Dataset excerpt:
(begin)

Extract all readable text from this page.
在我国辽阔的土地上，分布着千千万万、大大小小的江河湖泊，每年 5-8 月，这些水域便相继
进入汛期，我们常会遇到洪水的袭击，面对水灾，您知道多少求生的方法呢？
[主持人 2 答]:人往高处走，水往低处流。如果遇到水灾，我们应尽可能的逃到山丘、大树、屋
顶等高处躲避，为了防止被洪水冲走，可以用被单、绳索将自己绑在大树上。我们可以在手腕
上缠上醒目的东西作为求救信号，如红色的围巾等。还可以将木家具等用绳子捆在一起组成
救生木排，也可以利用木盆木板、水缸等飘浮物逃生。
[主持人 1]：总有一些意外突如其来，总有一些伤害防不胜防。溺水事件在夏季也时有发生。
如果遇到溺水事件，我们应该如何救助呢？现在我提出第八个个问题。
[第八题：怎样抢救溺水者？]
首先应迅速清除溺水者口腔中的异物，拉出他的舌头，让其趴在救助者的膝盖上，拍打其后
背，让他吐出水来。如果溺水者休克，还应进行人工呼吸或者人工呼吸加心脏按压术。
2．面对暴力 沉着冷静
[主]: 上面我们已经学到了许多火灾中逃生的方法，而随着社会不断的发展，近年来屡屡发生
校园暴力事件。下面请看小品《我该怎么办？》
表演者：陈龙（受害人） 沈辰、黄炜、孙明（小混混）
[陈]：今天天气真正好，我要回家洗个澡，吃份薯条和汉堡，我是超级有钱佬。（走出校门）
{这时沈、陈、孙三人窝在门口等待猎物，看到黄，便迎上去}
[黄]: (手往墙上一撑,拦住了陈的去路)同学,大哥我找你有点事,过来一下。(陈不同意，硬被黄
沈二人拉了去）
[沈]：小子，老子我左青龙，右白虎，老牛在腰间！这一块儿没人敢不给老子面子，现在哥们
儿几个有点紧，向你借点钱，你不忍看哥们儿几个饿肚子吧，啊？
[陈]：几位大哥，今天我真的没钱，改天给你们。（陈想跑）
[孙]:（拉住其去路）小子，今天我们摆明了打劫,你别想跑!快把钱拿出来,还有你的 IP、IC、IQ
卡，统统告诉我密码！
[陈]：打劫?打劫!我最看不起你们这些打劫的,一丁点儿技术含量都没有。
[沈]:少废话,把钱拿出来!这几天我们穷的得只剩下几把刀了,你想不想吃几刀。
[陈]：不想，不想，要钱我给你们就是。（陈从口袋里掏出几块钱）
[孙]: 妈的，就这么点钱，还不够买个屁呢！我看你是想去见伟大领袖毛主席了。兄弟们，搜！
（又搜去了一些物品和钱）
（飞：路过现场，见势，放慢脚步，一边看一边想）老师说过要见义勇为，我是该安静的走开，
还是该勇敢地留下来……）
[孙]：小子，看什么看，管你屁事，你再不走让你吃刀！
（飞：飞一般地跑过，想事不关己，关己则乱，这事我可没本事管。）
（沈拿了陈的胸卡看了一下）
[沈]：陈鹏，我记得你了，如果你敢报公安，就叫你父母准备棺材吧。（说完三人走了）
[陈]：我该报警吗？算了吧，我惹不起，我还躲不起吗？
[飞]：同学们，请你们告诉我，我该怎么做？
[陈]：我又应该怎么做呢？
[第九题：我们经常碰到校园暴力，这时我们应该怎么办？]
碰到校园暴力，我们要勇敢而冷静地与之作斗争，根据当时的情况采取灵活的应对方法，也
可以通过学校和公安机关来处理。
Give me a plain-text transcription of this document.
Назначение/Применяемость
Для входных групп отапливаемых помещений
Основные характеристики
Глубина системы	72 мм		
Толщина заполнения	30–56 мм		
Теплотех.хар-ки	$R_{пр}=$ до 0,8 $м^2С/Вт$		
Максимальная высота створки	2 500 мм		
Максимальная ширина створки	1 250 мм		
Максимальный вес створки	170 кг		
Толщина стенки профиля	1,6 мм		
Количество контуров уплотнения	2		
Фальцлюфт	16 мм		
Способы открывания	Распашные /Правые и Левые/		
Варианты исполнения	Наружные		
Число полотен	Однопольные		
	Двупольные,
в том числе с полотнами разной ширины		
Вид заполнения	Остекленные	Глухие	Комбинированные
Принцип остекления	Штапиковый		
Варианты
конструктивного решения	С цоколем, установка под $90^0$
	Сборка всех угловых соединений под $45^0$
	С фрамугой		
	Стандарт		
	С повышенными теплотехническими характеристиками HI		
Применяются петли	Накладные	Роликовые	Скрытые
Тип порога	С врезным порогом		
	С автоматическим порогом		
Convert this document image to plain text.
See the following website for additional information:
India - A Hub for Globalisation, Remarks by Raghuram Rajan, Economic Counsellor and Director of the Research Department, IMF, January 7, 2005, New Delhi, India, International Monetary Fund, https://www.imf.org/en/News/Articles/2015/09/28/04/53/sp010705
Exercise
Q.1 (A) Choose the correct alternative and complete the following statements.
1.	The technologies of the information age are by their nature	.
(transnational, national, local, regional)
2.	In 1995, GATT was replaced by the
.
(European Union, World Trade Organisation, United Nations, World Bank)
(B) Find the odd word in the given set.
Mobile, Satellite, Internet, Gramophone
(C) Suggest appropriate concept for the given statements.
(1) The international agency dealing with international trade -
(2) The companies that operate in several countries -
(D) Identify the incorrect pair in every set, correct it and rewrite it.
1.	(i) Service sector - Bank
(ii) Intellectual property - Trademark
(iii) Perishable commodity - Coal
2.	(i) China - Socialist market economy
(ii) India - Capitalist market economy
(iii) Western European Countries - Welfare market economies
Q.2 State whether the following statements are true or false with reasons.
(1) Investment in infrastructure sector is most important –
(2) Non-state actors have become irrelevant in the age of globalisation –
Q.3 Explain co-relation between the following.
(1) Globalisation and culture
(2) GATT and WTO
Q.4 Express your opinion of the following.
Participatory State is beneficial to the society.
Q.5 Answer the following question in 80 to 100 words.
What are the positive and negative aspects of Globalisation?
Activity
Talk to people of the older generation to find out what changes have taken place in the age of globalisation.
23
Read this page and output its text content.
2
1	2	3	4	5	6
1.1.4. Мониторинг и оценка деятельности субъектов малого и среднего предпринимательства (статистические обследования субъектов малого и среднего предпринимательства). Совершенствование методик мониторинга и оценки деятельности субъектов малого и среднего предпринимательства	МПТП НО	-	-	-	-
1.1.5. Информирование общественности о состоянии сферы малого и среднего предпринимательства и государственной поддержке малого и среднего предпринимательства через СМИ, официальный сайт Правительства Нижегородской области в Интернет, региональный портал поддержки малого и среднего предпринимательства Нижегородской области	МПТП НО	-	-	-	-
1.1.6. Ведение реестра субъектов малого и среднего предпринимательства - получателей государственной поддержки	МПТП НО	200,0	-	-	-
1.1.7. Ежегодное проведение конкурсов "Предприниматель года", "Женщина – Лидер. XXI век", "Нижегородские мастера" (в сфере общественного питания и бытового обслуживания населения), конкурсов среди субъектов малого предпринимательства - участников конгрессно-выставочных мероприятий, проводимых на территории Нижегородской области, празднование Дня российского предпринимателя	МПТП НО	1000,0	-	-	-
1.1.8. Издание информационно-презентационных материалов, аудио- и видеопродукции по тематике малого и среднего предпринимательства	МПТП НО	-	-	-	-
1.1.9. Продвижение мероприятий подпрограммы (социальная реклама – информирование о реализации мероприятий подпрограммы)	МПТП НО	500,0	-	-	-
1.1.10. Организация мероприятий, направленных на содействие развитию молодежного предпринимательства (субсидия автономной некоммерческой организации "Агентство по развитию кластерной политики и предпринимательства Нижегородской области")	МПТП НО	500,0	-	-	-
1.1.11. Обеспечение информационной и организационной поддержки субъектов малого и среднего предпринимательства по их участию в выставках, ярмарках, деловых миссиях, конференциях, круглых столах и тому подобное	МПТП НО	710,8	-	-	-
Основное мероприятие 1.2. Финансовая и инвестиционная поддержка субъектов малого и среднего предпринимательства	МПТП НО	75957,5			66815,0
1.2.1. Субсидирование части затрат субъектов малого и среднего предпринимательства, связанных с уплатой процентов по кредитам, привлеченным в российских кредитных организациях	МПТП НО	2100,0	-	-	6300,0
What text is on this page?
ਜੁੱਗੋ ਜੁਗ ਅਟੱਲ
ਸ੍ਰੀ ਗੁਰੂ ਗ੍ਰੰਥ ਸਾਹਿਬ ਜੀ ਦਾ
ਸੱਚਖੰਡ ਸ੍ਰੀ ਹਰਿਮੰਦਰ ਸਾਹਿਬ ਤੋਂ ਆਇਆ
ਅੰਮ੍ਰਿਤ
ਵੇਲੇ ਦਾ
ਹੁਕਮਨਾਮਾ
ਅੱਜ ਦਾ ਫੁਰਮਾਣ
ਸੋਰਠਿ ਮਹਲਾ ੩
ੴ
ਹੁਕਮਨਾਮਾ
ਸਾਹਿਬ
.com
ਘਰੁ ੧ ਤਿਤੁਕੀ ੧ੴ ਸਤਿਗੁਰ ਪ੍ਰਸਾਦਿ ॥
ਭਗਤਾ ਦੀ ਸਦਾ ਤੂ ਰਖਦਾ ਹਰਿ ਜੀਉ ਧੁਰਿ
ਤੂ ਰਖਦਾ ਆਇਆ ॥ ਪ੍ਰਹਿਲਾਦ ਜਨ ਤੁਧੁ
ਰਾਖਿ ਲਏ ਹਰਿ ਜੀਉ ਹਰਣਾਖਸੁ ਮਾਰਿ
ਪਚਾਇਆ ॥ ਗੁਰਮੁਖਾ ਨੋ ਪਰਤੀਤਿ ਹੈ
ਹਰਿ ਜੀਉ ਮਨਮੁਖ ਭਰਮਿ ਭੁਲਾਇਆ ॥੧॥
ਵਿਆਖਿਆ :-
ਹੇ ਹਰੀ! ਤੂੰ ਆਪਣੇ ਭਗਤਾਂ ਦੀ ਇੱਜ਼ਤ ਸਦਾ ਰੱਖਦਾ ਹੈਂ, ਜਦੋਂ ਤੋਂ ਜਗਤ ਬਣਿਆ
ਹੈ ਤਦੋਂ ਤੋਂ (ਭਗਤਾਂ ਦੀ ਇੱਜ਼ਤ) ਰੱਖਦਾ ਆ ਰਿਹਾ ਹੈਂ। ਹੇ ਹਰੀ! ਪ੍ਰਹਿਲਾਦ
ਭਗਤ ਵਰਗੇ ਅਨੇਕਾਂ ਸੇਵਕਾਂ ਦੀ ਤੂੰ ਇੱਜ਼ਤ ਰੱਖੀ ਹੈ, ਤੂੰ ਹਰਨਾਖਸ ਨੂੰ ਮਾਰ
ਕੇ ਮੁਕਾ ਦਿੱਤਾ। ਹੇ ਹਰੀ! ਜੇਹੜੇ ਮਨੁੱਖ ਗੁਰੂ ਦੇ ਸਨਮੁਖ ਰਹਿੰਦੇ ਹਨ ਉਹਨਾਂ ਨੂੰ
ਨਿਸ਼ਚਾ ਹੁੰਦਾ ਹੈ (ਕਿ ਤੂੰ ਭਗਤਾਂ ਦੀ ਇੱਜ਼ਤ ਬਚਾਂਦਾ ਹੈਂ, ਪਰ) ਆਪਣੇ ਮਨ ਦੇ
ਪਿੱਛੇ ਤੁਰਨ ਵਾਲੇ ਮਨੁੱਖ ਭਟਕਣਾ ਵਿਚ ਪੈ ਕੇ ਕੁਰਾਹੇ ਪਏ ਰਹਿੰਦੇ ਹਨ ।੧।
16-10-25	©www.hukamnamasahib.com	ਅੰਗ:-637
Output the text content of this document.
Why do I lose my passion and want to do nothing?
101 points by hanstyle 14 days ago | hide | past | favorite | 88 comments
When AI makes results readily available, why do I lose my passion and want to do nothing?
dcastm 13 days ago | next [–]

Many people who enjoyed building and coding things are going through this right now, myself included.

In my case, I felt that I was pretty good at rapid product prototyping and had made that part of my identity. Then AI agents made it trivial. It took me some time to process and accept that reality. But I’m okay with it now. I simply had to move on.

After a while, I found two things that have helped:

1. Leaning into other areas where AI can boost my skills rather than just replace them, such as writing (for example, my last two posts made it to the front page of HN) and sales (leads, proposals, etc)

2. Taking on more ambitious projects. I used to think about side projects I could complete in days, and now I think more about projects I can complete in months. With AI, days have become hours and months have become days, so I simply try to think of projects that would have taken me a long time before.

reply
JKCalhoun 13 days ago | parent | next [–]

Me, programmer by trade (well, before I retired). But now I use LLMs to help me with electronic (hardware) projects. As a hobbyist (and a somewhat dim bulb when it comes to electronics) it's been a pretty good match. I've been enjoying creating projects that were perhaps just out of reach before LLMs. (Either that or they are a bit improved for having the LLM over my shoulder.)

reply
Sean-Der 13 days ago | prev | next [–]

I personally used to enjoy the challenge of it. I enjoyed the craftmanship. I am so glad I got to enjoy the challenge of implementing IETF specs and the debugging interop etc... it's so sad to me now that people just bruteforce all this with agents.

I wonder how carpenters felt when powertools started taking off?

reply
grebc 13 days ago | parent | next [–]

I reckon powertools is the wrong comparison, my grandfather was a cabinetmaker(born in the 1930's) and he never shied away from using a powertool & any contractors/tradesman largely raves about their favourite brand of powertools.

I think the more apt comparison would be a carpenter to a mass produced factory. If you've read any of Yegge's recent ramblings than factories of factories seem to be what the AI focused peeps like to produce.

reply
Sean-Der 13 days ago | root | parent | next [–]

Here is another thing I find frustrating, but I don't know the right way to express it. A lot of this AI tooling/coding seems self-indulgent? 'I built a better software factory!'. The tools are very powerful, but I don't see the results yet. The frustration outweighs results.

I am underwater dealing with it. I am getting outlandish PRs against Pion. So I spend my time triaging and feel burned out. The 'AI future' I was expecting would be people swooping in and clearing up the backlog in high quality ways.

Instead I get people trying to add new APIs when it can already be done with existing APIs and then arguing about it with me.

(end)

Tally the lines in the entries above that hold the word "Sean". Reply with nothing but that count.

TASK ANSWER -> 2